Where does the string "bibliography" appear in the records? Copy every line that contains it.

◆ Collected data

=-=-=

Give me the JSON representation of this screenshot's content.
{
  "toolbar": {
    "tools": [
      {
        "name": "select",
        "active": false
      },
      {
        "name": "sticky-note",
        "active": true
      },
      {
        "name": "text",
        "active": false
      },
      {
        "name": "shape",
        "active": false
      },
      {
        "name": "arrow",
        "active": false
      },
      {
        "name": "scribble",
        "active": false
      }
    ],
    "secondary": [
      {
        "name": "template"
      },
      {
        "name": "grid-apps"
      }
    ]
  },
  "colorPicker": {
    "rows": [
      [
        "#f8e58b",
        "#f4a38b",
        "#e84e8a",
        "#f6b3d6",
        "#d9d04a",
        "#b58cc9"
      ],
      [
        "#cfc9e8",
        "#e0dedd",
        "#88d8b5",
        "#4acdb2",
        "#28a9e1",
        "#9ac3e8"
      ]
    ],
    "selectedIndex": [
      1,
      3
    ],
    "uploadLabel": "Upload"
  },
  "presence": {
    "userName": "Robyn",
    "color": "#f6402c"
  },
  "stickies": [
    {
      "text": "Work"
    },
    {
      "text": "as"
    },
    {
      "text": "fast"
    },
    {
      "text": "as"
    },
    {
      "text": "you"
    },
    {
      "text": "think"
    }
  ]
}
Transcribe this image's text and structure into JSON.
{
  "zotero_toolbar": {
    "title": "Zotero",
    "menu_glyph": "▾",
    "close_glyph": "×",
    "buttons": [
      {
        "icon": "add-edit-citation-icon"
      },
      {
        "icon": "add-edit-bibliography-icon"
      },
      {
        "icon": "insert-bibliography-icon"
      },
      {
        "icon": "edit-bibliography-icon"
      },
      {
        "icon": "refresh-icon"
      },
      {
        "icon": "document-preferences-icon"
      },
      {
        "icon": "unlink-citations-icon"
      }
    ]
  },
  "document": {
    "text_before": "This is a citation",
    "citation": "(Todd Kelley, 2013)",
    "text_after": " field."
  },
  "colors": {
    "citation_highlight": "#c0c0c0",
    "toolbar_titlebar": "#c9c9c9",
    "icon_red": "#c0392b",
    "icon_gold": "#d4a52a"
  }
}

=-=-=

◆ THE ANSWER
        "icon": "add-edit-bibliography-icon"
        "icon": "insert-bibliography-icon"
        "icon": "edit-bibliography-icon"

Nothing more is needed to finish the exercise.